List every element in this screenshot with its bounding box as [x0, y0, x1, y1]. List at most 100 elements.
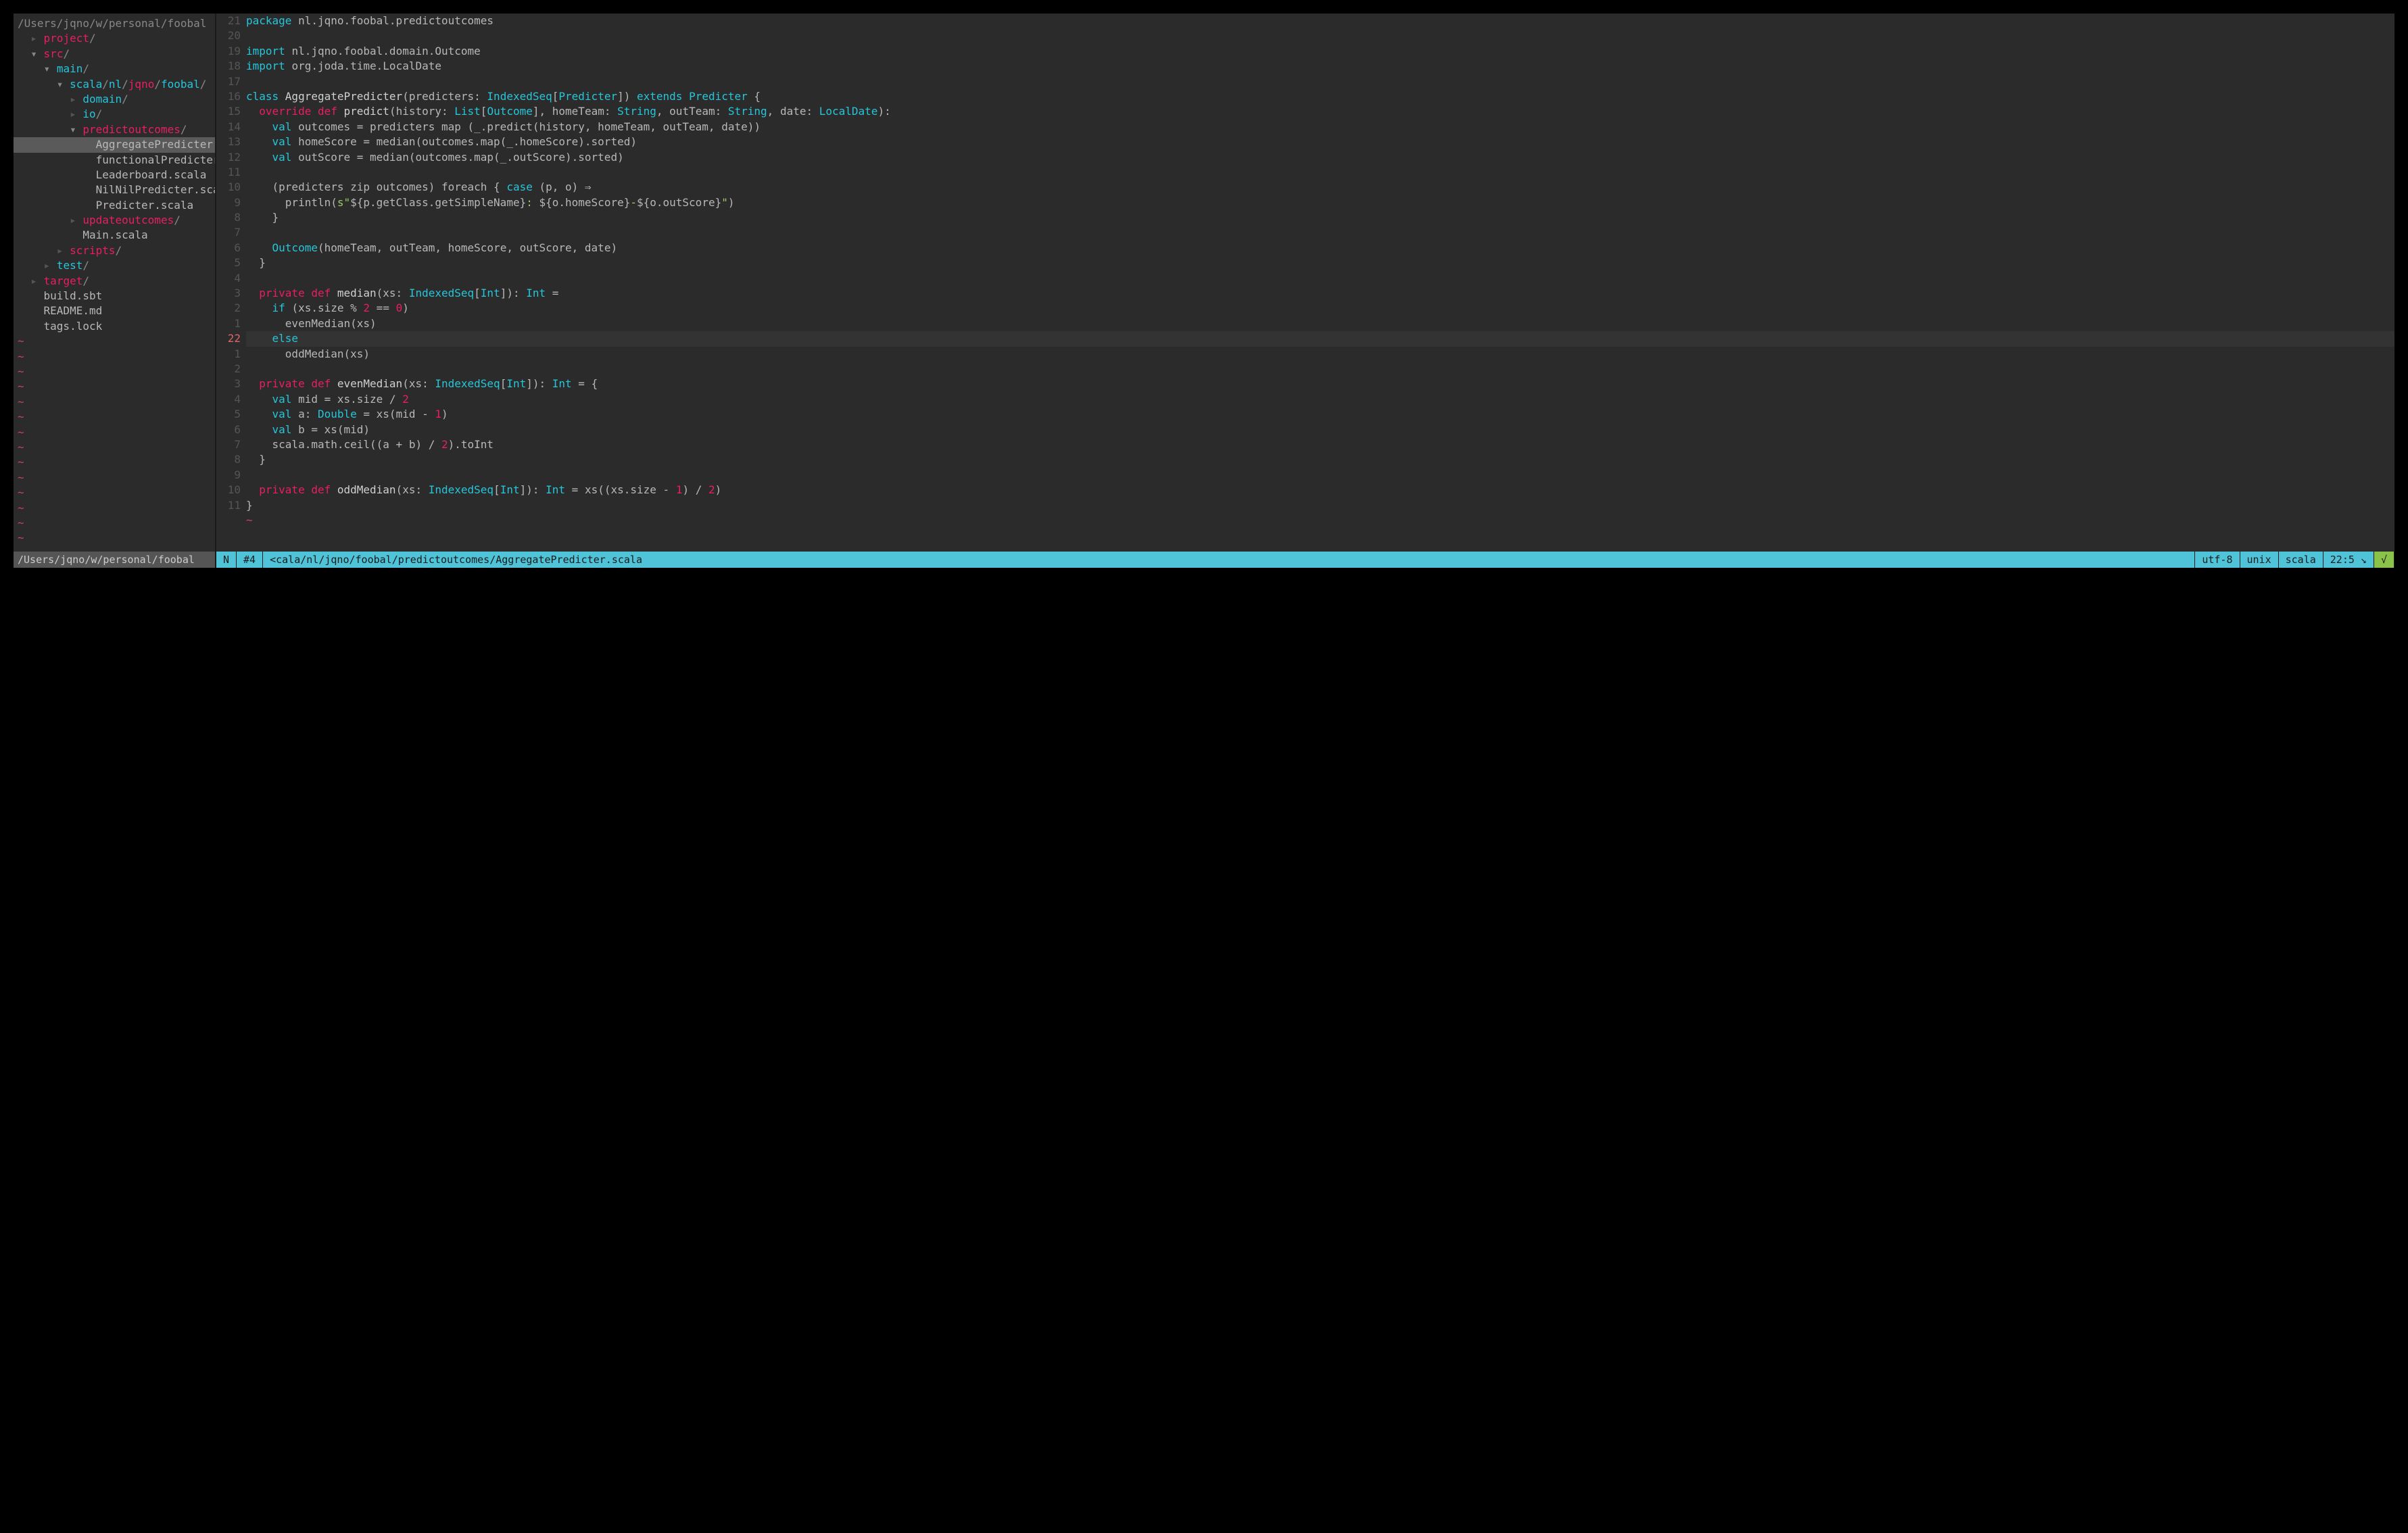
tree-arrow-icon: ▸ [30, 32, 37, 45]
status-filetype: scala [2279, 552, 2323, 568]
status-file-path: <cala/nl/jqno/foobal/predictoutcomes/Agg… [263, 552, 2195, 568]
tree-file-item[interactable]: tags.lock [14, 319, 215, 334]
code-line[interactable]: private def median(xs: IndexedSeq[Int]):… [246, 286, 2394, 301]
tree-file-item[interactable]: Predicter.scala [14, 198, 215, 213]
tree-dir-item[interactable]: ▸ domain/ [14, 92, 215, 107]
tree-dir-item[interactable]: ▸ project/ [14, 31, 215, 46]
tree-dir-item[interactable]: ▸ io/ [14, 107, 215, 122]
tree-arrow-icon: ▸ [30, 274, 37, 287]
tilde-marker: ~ [246, 513, 2394, 528]
code-line[interactable]: import nl.jqno.foobal.domain.Outcome [246, 44, 2394, 59]
tree-dir-item[interactable]: ▸ scripts/ [14, 243, 215, 258]
status-mode: N [216, 552, 237, 568]
tree-dir-item[interactable]: ▾ main/ [14, 62, 215, 76]
tree-file-item[interactable]: Leaderboard.scala [14, 168, 215, 182]
tilde-marker: ~ [14, 410, 215, 424]
code-line[interactable]: Outcome(homeTeam, outTeam, homeScore, ou… [246, 241, 2394, 256]
status-buffer-number: #4 [237, 552, 263, 568]
tree-file-item[interactable]: README.md [14, 303, 215, 318]
tree-dir-item[interactable]: ▸ test/ [14, 258, 215, 273]
tree-dir-item[interactable]: ▸ target/ [14, 274, 215, 289]
code-line[interactable] [246, 362, 2394, 376]
tree-dir-item[interactable]: ▾ predictoutcomes/ [14, 122, 215, 137]
tree-file-item[interactable]: NilNilPredicter.sca [14, 182, 215, 197]
code-line[interactable] [246, 225, 2394, 240]
code-line[interactable]: private def evenMedian(xs: IndexedSeq[In… [246, 376, 2394, 391]
code-content[interactable]: package nl.jqno.foobal.predictoutcomes i… [246, 14, 2394, 552]
line-number: 10 [216, 180, 241, 195]
code-editor-pane[interactable]: 2120191817161514131211109876543212212345… [216, 14, 2394, 552]
line-number: 21 [216, 14, 241, 28]
code-line[interactable]: package nl.jqno.foobal.predictoutcomes [246, 14, 2394, 28]
line-number: 19 [216, 44, 241, 59]
tree-file-item[interactable]: AggregatePredicter. [14, 137, 215, 152]
tree-file-item[interactable]: functionalPredicter [14, 153, 215, 168]
status-tree-path: /Users/jqno/w/personal/foobal [14, 552, 216, 568]
code-line[interactable]: val a: Double = xs(mid - 1) [246, 407, 2394, 422]
line-number: 14 [216, 120, 241, 135]
code-line[interactable]: val homeScore = median(outcomes.map(_.ho… [246, 135, 2394, 149]
line-number: 22 [216, 331, 241, 346]
code-line[interactable] [246, 271, 2394, 286]
code-line[interactable]: val outcomes = predicters map (_.predict… [246, 120, 2394, 135]
code-line[interactable]: override def predict(history: List[Outco… [246, 104, 2394, 119]
code-line[interactable]: scala.math.ceil((a + b) / 2).toInt [246, 437, 2394, 452]
line-number: 5 [216, 407, 241, 422]
code-line[interactable]: val outScore = median(outcomes.map(_.out… [246, 150, 2394, 165]
tilde-marker: ~ [14, 455, 215, 470]
tree-arrow-icon: ▾ [70, 123, 76, 136]
line-number: 2 [216, 301, 241, 316]
code-line[interactable]: else [246, 331, 2394, 346]
line-number: 11 [216, 498, 241, 513]
code-line[interactable]: private def oddMedian(xs: IndexedSeq[Int… [246, 483, 2394, 497]
line-number: 4 [216, 271, 241, 286]
tree-dir-item[interactable]: ▸ updateoutcomes/ [14, 213, 215, 228]
tree-file-item[interactable]: build.sbt [14, 289, 215, 303]
code-line[interactable]: class AggregatePredicter(predicters: Ind… [246, 89, 2394, 104]
line-number: 16 [216, 89, 241, 104]
code-line[interactable]: println(s"${p.getClass.getSimpleName}: $… [246, 195, 2394, 210]
line-number: 10 [216, 483, 241, 497]
code-line[interactable]: oddMedian(xs) [246, 347, 2394, 362]
code-line[interactable]: if (xs.size % 2 == 0) [246, 301, 2394, 316]
code-line[interactable] [246, 74, 2394, 89]
status-file-format: unix [2240, 552, 2279, 568]
line-number: 5 [216, 256, 241, 270]
code-line[interactable] [246, 165, 2394, 180]
code-line[interactable]: } [246, 210, 2394, 225]
tilde-marker: ~ [14, 395, 215, 410]
code-line[interactable] [246, 468, 2394, 483]
code-line[interactable]: (predicters zip outcomes) foreach { case… [246, 180, 2394, 195]
tilde-marker: ~ [14, 334, 215, 349]
line-number: 20 [216, 28, 241, 43]
code-line[interactable]: import org.joda.time.LocalDate [246, 59, 2394, 74]
code-line[interactable]: evenMedian(xs) [246, 316, 2394, 331]
file-tree-pane[interactable]: /Users/jqno/w/personal/foobal ▸ project/… [14, 14, 216, 552]
code-line[interactable]: } [246, 498, 2394, 513]
tree-arrow-icon: ▸ [57, 244, 64, 257]
line-number: 1 [216, 316, 241, 331]
line-number: 18 [216, 59, 241, 74]
status-bar: /Users/jqno/w/personal/foobal N #4 <cala… [14, 552, 2394, 568]
code-line[interactable] [246, 28, 2394, 43]
code-line[interactable]: } [246, 452, 2394, 467]
tree-arrow-icon: ▸ [70, 93, 76, 105]
status-cursor-position: 22:5 ↘ [2323, 552, 2374, 568]
tree-dir-item[interactable]: ▾ src/ [14, 47, 215, 62]
tree-root-path: /Users/jqno/w/personal/foobal [14, 16, 215, 31]
code-line[interactable]: } [246, 256, 2394, 270]
line-number: 11 [216, 165, 241, 180]
tree-arrow-icon: ▾ [44, 62, 51, 75]
line-number: 17 [216, 74, 241, 89]
line-number: 6 [216, 422, 241, 437]
tilde-marker: ~ [14, 516, 215, 531]
tree-arrow-icon: ▸ [70, 214, 76, 226]
line-number: 4 [216, 392, 241, 407]
tree-arrow-icon: ▾ [57, 78, 64, 91]
tree-dir-item[interactable]: ▾ scala/nl/jqno/foobal/ [14, 77, 215, 92]
tree-file-item[interactable]: Main.scala [14, 228, 215, 243]
code-line[interactable]: val mid = xs.size / 2 [246, 392, 2394, 407]
line-number: 7 [216, 437, 241, 452]
tilde-marker: ~ [14, 531, 215, 545]
code-line[interactable]: val b = xs(mid) [246, 422, 2394, 437]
####
Required task: Convert every line of the entries above into a JSON list of strings, one string per line, skipping blank lines and leaving the pictures out.

Exercise output:
[
  "List every element in this screenshot with its bounding box as [x0, y0, x1, y1]. List at most 100 elements.",
  "tree-arrow-icon: ▸ [30, 32, 37, 45]",
  "status-filetype: scala [2279, 552, 2323, 568]",
  "status-file-path: <cala/nl/jqno/foobal/predictoutcomes/Agg… [263, 552, 2195, 568]",
  "tree-file-item[interactable]: tags.lock [14, 319, 215, 334]",
  "code-line[interactable]: private def median(xs: IndexedSeq[Int]):… [246, 286, 2394, 301]",
  "tree-file-item[interactable]: Predicter.scala [14, 198, 215, 213]",
  "tree-dir-item[interactable]: ▸ domain/ [14, 92, 215, 107]",
  "tree-dir-item[interactable]: ▸ project/ [14, 31, 215, 46]",
  "tree-dir-item[interactable]: ▸ io/ [14, 107, 215, 122]",
  "tree-arrow-icon: ▸ [30, 274, 37, 287]",
  "tilde-marker: ~ [246, 513, 2394, 528]",
  "code-line[interactable]: import nl.jqno.foobal.domain.Outcome [246, 44, 2394, 59]",
  "tree-dir-item[interactable]: ▸ scripts/ [14, 243, 215, 258]",
  "status-mode: N [216, 552, 237, 568]",
  "tree-dir-item[interactable]: ▾ main/ [14, 62, 215, 76]",
  "tree-file-item[interactable]: Leaderboard.scala [14, 168, 215, 182]",
  "tilde-marker: ~ [14, 410, 215, 424]",
  "code-line[interactable]: Outcome(homeTeam, outTeam, homeScore, ou… [246, 241, 2394, 256]",
  "status-buffer-number: #4 [237, 552, 263, 568]",
  "tree-file-item[interactable]: README.md [14, 303, 215, 318]",
  "tree-dir-item[interactable]: ▸ test/ [14, 258, 215, 273]",
  "tree-dir-item[interactable]: ▸ target/ [14, 274, 215, 289]",
  "code-line[interactable] [246, 362, 2394, 376]",
  "tree-dir-item[interactable]: ▾ predictoutcomes/ [14, 122, 215, 137]",
  "tree-file-item[interactable]: NilNilPredicter.sca [14, 182, 215, 197]",
  "code-line[interactable] [246, 225, 2394, 240]",
  "code-line[interactable]: private def evenMedian(xs: IndexedSeq[In… [246, 376, 2394, 391]",
  "code-content[interactable]: package nl.jqno.foobal.predictoutcomes i… [246, 14, 2394, 552]",
  "line-number: 10 [216, 180, 241, 195]",
  "code-editor-pane[interactable]: 2120191817161514131211109876543212212345… [216, 14, 2394, 552]",
  "line-number: 21 [216, 14, 241, 28]",
  "code-line[interactable]: package nl.jqno.foobal.predictoutcomes [246, 14, 2394, 28]",
  "line-number: 19 [216, 44, 241, 59]",
  "tree-file-item[interactable]: AggregatePredicter. [14, 137, 215, 152]",
  "tree-file-item[interactable]: functionalPredicter [14, 153, 215, 168]",
  "status-tree-path: /Users/jqno/w/personal/foobal [14, 552, 216, 568]",
  "code-line[interactable]: val a: Double = xs(mid - 1) [246, 407, 2394, 422]",
  "line-number: 14 [216, 120, 241, 135]",
  "code-line[interactable]: val homeScore = median(outcomes.map(_.ho… [246, 135, 2394, 149]",
  "line-number: 22 [216, 331, 241, 346]",
  "code-line[interactable] [246, 271, 2394, 286]",
  "code-line[interactable]: val outcomes = predicters map (_.predict… [246, 120, 2394, 135]",
  "code-line[interactable]: override def predict(history: List[Outco… [246, 104, 2394, 119]",
  "code-line[interactable]: scala.math.ceil((a + b) / 2).toInt [246, 437, 2394, 452]",
  "line-number: 5 [216, 407, 241, 422]",
  "code-line[interactable]: val outScore = median(outcomes.map(_.out… [246, 150, 2394, 165]",
  "tilde-marker: ~ [14, 455, 215, 470]",
  "tree-arrow-icon: ▾ [70, 123, 76, 136]",
  "line-number: 2 [216, 301, 241, 316]",
  "code-line[interactable]: else [246, 331, 2394, 346]",
  "line-number: 11 [216, 498, 241, 513]",
  "code-line[interactable]: private def oddMedian(xs: IndexedSeq[Int… [246, 483, 2394, 497]",
  "line-number: 4 [216, 271, 241, 286]",
  "tree-dir-item[interactable]: ▸ updateoutcomes/ [14, 213, 215, 228]",
  "tree-file-item[interactable]: build.sbt [14, 289, 215, 303]",
  "code-line[interactable]: class AggregatePredicter(predicters: Ind… [246, 89, 2394, 104]",
  "line-number: 16 [216, 89, 241, 104]",
  "code-line[interactable]: println(s\"${p.getClass.getSimpleName}: $… [246, 195, 2394, 210]",
  "line-number: 10 [216, 483, 241, 497]",
  "code-line[interactable]: oddMedian(xs) [246, 347, 2394, 362]",
  "code-line[interactable]: if (xs.size % 2 == 0) [246, 301, 2394, 316]",
  "code-line[interactable] [246, 74, 2394, 89]",
  "status-file-format: unix [2240, 552, 2279, 568]",
  "line-number: 5 [216, 256, 241, 270]",
  "code-line[interactable] [246, 165, 2394, 180]",
  "code-line[interactable]: } [246, 210, 2394, 225]",
  "tilde-marker: ~ [14, 395, 215, 410]",
  "code-line[interactable] [246, 468, 2394, 483]",
  "code-line[interactable]: (predicters zip outcomes) foreach { case… [246, 180, 2394, 195]",
  "tilde-marker: ~ [14, 334, 215, 349]",
  "line-number: 20 [216, 28, 241, 43]",
  "code-line[interactable]: import org.joda.time.LocalDate [246, 59, 2394, 74]",
  "code-line[interactable]: evenMedian(xs) [246, 316, 2394, 331]",
  "file-tree-pane[interactable]: /Users/jqno/w/personal/foobal ▸ project/… [14, 14, 216, 552]",
  "code-line[interactable]: } [246, 498, 2394, 513]",
  "tree-arrow-icon: ▸ [57, 244, 64, 257]",
  "line-number: 1 [216, 316, 241, 331]",
  "line-number: 18 [216, 59, 241, 74]",
  "status-bar: /Users/jqno/w/personal/foobal N #4 <cala… [14, 552, 2394, 568]",
  "code-line[interactable] [246, 28, 2394, 43]",
  "code-line[interactable]: } [246, 452, 2394, 467]",
  "tree-arrow-icon: ▸ [70, 93, 76, 105]",
  "status-cursor-position: 22:5 ↘ [2323, 552, 2374, 568]",
  "tree-dir-item[interactable]: ▾ src/ [14, 47, 215, 62]",
  "tree-root-path: /Users/jqno/w/personal/foobal [14, 16, 215, 31]",
  "code-line[interactable]: } [246, 256, 2394, 270]",
  "line-number: 11 [216, 165, 241, 180]",
  "tree-arrow-icon: ▾ [44, 62, 51, 75]",
  "line-number: 17 [216, 74, 241, 89]",
  "line-number: 6 [216, 422, 241, 437]",
  "tilde-marker: ~ [14, 516, 215, 531]",
  "tree-arrow-icon: ▸ [70, 214, 76, 226]",
  "line-number: 4 [216, 392, 241, 407]",
  "tree-arrow-icon: ▾ [57, 78, 64, 91]",
  "tree-dir-item[interactable]: ▾ scala/nl/jqno/foobal/ [14, 77, 215, 92]",
  "tree-file-item[interactable]: Main.scala [14, 228, 215, 243]",
  "code-line[interactable]: val mid = xs.size / 2 [246, 392, 2394, 407]",
  "line-number: 7 [216, 437, 241, 452]",
  "tilde-marker: ~ [14, 531, 215, 545]",
  "code-line[interactable]: val b = xs(mid) [246, 422, 2394, 437]"
]